### Extracted data
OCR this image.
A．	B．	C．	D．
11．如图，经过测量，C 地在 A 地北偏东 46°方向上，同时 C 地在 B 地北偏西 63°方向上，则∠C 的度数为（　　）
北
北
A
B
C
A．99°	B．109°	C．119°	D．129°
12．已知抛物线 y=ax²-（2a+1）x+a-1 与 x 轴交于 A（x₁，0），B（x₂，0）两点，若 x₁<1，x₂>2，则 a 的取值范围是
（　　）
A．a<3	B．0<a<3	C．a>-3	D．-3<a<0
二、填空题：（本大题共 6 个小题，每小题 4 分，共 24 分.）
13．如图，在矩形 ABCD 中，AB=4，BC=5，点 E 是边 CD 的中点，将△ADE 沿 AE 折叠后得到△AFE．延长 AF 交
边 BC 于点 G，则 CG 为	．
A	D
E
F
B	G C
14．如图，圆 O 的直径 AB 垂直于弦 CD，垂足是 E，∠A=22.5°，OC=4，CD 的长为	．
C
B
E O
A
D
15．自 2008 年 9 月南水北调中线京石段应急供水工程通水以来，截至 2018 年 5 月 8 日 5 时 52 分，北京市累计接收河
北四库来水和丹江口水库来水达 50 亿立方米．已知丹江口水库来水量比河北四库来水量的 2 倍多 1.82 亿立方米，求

### Exercise directions
Transcribe every entry word for word.

### Written reply
OCR this image.
A．	B．	C．	D．
11．如图，经过测量，C 地在 A 地北偏东 46°方向上，同时 C 地在 B 地北偏西 63°方向上，则∠C 的度数为（　　）
北
北
A
B
C
A．99°	B．109°	C．119°	D．129°
12．已知抛物线 y=ax²-（2a+1）x+a-1 与 x 轴交于 A（x₁，0），B（x₂，0）两点，若 x₁<1，x₂>2，则 a 的取值范围是
（　　）
A．a<3	B．0<a<3	C．a>-3	D．-3<a<0
二、填空题：（本大题共 6 个小题，每小题 4 分，共 24 分.）
13．如图，在矩形 ABCD 中，AB=4，BC=5，点 E 是边 CD 的中点，将△ADE 沿 AE 折叠后得到△AFE．延长 AF 交
边 BC 于点 G，则 CG 为	．
A	D
E
F
B	G C
14．如图，圆 O 的直径 AB 垂直于弦 CD，垂足是 E，∠A=22.5°，OC=4，CD 的长为	．
C
B
E O
A
D
15．自 2008 年 9 月南水北调中线京石段应急供水工程通水以来，截至 2018 年 5 月 8 日 5 时 52 分，北京市累计接收河
北四库来水和丹江口水库来水达 50 亿立方米．已知丹江口水库来水量比河北四库来水量的 2 倍多 1.82 亿立方米，求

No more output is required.